■ THE PROBLEM: Pick out all lines of the entries that include the word "from" and copy them.

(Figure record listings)

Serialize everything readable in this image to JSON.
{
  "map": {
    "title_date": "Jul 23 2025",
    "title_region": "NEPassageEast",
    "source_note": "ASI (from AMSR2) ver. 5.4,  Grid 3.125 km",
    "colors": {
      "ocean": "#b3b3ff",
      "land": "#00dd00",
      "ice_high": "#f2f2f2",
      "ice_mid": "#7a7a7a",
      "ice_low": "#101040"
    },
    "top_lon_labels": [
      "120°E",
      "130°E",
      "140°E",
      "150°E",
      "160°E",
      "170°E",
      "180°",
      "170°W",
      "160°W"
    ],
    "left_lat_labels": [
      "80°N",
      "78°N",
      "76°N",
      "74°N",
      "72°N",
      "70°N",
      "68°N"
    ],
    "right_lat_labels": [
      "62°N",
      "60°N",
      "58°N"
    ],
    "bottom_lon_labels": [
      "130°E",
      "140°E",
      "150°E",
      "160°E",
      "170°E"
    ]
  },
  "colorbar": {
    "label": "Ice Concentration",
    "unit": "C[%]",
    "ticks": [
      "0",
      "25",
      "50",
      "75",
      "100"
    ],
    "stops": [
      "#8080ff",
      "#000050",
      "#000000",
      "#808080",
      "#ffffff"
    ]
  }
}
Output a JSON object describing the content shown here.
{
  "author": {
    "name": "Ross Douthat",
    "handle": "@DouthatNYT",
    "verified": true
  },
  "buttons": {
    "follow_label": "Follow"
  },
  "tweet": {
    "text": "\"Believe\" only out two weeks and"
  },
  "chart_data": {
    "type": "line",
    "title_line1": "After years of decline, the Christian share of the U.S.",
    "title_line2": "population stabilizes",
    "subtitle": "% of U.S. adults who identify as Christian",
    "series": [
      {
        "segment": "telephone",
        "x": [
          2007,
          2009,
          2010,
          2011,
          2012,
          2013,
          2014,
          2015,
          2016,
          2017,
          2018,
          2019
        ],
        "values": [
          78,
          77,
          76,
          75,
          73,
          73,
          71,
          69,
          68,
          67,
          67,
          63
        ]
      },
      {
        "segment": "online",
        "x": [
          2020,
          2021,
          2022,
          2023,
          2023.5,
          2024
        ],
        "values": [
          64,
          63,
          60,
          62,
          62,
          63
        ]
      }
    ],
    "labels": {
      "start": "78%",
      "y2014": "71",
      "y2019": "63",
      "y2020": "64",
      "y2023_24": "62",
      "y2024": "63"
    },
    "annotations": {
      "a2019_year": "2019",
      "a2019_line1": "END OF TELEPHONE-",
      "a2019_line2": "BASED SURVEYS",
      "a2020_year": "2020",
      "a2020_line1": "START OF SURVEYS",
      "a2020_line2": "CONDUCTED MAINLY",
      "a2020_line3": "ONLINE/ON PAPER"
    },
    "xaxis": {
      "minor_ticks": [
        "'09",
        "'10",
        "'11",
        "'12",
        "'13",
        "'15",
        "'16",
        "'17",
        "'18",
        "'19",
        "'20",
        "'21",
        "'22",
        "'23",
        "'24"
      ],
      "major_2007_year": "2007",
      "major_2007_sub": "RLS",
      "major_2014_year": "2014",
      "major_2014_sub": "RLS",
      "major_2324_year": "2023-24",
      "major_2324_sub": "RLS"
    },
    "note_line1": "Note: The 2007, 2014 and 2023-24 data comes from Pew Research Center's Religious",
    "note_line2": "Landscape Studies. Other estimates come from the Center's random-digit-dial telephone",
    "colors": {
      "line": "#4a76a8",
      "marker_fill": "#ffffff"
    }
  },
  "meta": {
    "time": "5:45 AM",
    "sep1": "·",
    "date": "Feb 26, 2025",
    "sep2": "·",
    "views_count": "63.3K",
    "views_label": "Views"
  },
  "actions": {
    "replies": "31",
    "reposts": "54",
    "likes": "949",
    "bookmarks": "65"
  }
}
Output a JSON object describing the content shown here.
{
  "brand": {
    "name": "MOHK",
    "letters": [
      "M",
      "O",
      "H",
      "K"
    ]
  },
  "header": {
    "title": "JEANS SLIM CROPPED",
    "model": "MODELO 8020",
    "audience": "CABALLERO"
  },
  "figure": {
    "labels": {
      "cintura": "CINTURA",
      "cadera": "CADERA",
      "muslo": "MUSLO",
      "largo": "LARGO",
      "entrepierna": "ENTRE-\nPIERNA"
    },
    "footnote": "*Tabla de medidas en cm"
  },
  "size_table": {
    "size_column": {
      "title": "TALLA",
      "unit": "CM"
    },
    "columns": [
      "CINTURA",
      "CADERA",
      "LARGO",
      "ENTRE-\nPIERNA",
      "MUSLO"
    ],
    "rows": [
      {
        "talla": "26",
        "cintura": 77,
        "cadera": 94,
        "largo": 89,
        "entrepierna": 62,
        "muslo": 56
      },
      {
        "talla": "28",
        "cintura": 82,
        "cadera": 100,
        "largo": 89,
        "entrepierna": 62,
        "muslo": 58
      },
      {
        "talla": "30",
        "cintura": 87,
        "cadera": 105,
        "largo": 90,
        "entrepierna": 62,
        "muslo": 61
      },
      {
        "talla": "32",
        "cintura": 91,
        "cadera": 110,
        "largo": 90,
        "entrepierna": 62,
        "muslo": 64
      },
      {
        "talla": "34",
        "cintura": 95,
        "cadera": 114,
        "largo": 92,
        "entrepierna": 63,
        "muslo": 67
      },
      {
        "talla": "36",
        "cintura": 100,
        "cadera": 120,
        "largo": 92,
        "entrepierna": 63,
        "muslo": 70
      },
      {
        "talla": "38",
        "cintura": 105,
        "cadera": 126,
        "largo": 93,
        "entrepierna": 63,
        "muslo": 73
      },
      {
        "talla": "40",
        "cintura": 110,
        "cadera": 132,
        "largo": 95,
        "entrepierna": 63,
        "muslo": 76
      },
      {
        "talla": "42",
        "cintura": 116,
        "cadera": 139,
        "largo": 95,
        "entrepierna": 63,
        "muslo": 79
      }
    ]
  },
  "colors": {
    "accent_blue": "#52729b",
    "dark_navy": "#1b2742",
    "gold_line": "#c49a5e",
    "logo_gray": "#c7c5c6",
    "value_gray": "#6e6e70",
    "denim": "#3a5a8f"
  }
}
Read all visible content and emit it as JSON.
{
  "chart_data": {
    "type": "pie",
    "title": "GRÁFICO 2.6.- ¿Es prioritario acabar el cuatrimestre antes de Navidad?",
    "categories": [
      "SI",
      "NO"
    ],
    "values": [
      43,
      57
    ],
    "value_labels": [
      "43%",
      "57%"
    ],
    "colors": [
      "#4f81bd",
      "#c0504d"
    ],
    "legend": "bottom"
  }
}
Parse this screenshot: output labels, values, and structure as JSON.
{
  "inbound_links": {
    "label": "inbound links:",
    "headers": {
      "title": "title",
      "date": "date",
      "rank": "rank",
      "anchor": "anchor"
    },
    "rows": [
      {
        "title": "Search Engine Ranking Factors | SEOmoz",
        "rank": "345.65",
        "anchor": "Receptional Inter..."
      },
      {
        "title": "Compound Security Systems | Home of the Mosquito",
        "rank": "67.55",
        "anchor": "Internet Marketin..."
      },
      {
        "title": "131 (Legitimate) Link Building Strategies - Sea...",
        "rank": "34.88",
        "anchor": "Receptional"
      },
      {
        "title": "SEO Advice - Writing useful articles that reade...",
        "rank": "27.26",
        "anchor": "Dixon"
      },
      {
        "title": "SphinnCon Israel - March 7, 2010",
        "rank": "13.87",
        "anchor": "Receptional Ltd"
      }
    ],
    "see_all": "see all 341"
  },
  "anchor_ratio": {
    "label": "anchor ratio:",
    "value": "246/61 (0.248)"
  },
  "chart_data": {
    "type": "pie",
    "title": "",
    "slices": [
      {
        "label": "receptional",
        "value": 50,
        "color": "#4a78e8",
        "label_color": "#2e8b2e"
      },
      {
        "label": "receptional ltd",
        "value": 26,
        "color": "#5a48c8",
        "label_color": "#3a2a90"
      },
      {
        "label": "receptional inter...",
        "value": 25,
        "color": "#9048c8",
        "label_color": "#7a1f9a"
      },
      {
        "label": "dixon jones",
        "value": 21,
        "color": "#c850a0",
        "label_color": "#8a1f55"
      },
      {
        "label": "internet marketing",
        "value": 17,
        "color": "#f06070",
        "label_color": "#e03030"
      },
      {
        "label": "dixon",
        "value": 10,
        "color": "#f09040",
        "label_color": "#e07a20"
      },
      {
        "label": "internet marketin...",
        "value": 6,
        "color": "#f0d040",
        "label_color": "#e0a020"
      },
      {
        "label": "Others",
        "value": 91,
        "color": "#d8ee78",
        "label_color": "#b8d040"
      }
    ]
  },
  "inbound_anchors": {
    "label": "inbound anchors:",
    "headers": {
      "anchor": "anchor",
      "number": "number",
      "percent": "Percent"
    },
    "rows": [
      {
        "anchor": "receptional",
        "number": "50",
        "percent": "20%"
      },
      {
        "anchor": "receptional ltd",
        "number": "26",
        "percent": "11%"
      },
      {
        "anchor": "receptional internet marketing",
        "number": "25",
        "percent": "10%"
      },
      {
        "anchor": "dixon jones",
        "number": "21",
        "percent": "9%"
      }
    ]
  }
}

■ OUTPUT FOR THIS TASK:
    "source_note": "ASI (from AMSR2) ver. 5.4,  Grid 3.125 km",
    "note_line1": "Note: The 2007, 2014 and 2023-24 data comes from Pew Research Center's Religious",
    "note_line2": "Landscape Studies. Other estimates come from the Center's random-digit-dial telephone",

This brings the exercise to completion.